Task brief:
Quote, verbatim, all material below, without pictures.

Excerpted records:
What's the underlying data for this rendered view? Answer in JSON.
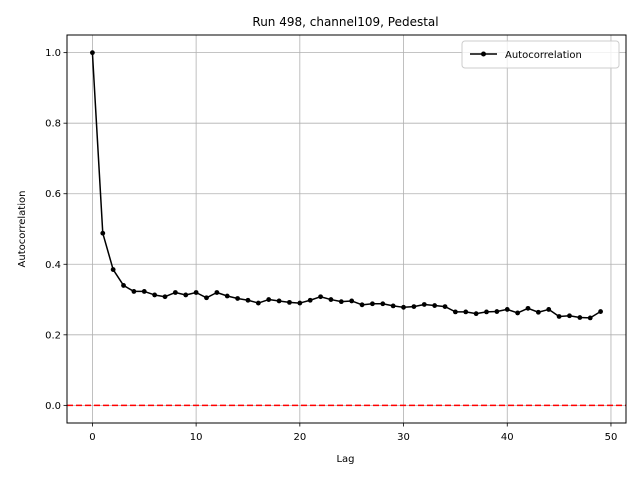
{
  "chart_data": {
    "type": "line",
    "title": "Run 498, channel109, Pedestal",
    "xlabel": "Lag",
    "ylabel": "Autocorrelation",
    "xlim": [
      -2.45,
      51.45
    ],
    "ylim": [
      -0.05,
      1.05
    ],
    "xticks": [
      0,
      10,
      20,
      30,
      40,
      50
    ],
    "yticks": [
      0.0,
      0.2,
      0.4,
      0.6,
      0.8,
      1.0
    ],
    "xtick_labels": [
      "0",
      "10",
      "20",
      "30",
      "40",
      "50"
    ],
    "ytick_labels": [
      "0.0",
      "0.2",
      "0.4",
      "0.6",
      "0.8",
      "1.0"
    ],
    "grid": true,
    "legend": {
      "position": "top-right"
    },
    "series": [
      {
        "name": "Autocorrelation",
        "color": "#000000",
        "marker": "circle",
        "x": [
          0,
          1,
          2,
          3,
          4,
          5,
          6,
          7,
          8,
          9,
          10,
          11,
          12,
          13,
          14,
          15,
          16,
          17,
          18,
          19,
          20,
          21,
          22,
          23,
          24,
          25,
          26,
          27,
          28,
          29,
          30,
          31,
          32,
          33,
          34,
          35,
          36,
          37,
          38,
          39,
          40,
          41,
          42,
          43,
          44,
          45,
          46,
          47,
          48,
          49
        ],
        "values": [
          1.0,
          0.488,
          0.385,
          0.34,
          0.323,
          0.323,
          0.313,
          0.308,
          0.32,
          0.313,
          0.32,
          0.305,
          0.32,
          0.31,
          0.303,
          0.298,
          0.29,
          0.3,
          0.296,
          0.292,
          0.29,
          0.298,
          0.308,
          0.3,
          0.294,
          0.296,
          0.285,
          0.288,
          0.288,
          0.282,
          0.278,
          0.28,
          0.286,
          0.283,
          0.28,
          0.265,
          0.265,
          0.26,
          0.265,
          0.266,
          0.272,
          0.262,
          0.275,
          0.264,
          0.272,
          0.252,
          0.254,
          0.249,
          0.248,
          0.266
        ]
      }
    ],
    "reference_line": {
      "y": 0.0,
      "color": "#ff0000",
      "style": "dashed"
    }
  }
}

Finished answer:
What's the underlying data for this rendered view? Answer in JSON.
{
  "chart_data": {
    "type": "line",
    "title": "Run 498, channel109, Pedestal",
    "xlabel": "Lag",
    "ylabel": "Autocorrelation",
    "xlim": [
      -2.45,
      51.45
    ],
    "ylim": [
      -0.05,
      1.05
    ],
    "xticks": [
      0,
      10,
      20,
      30,
      40,
      50
    ],
    "yticks": [
      0.0,
      0.2,
      0.4,
      0.6,
      0.8,
      1.0
    ],
    "xtick_labels": [
      "0",
      "10",
      "20",
      "30",
      "40",
      "50"
    ],
    "ytick_labels": [
      "0.0",
      "0.2",
      "0.4",
      "0.6",
      "0.8",
      "1.0"
    ],
    "grid": true,
    "legend": {
      "position": "top-right"
    },
    "series": [
      {
        "name": "Autocorrelation",
        "color": "#000000",
        "marker": "circle",
        "x": [
          0,
          1,
          2,
          3,
          4,
          5,
          6,
          7,
          8,
          9,
          10,
          11,
          12,
          13,
          14,
          15,
          16,
          17,
          18,
          19,
          20,
          21,
          22,
          23,
          24,
          25,
          26,
          27,
          28,
          29,
          30,
          31,
          32,
          33,
          34,
          35,
          36,
          37,
          38,
          39,
          40,
          41,
          42,
          43,
          44,
          45,
          46,
          47,
          48,
          49
        ],
        "values": [
          1.0,
          0.488,
          0.385,
          0.34,
          0.323,
          0.323,
          0.313,
          0.308,
          0.32,
          0.313,
          0.32,
          0.305,
          0.32,
          0.31,
          0.303,
          0.298,
          0.29,
          0.3,
          0.296,
          0.292,
          0.29,
          0.298,
          0.308,
          0.3,
          0.294,
          0.296,
          0.285,
          0.288,
          0.288,
          0.282,
          0.278,
          0.28,
          0.286,
          0.283,
          0.28,
          0.265,
          0.265,
          0.26,
          0.265,
          0.266,
          0.272,
          0.262,
          0.275,
          0.264,
          0.272,
          0.252,
          0.254,
          0.249,
          0.248,
          0.266
        ]
      }
    ],
    "reference_line": {
      "y": 0.0,
      "color": "#ff0000",
      "style": "dashed"
    }
  }
}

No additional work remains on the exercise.